• _REQUIREMENT_: Extract every line from the records below that contains the word "Тверской".

-=-=-=-=-

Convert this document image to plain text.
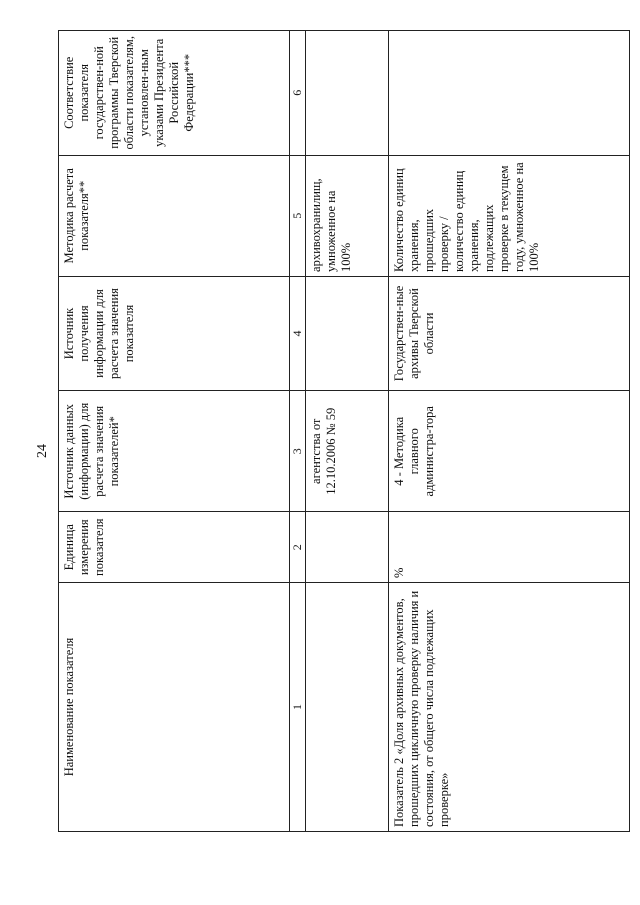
24
Наименование показателя	Единица измерения показателя	Источник данных (информации) для расчета значения показателей*	Источник получения информации для расчета значения показателя	Методика расчета показателя**	Соответствие показателя государствен-ной программы Тверской области показателям, установлен-ным указами Президента Российской Федерации***
1	2	3	4	5	6
		агентства от 12.10.2006 № 59		архивохранилищ, умноженное на 100%	
Показатель 2 «Доля архивных документов, прошедших цикличную проверку наличия и состояния, от общего числа подлежащих проверке»	%	4 - Методика главного администра-тора	Государствен-ные архивы Тверской области	Количество единиц хранения, прошедших проверку / количество единиц хранения, подлежащих проверке в текущем году, умноженное на 100%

-=-=-=-=-

• _CORRECT RESPONSE_:
Наименование показателя	Единица измерения показателя	Источник данных (информации) для расчета значения показателей*	Источник получения информации для расчета значения показателя	Методика расчета показателя**	Соответствие показателя государствен-ной программы Тверской области показателям, установлен-ным указами Президента Российской Федерации***
Показатель 2 «Доля архивных документов, прошедших цикличную проверку наличия и состояния, от общего числа подлежащих проверке»	%	4 - Методика главного администра-тора	Государствен-ные архивы Тверской области	Количество единиц хранения, прошедших проверку / количество единиц хранения, подлежащих проверке в текущем году, умноженное на 100%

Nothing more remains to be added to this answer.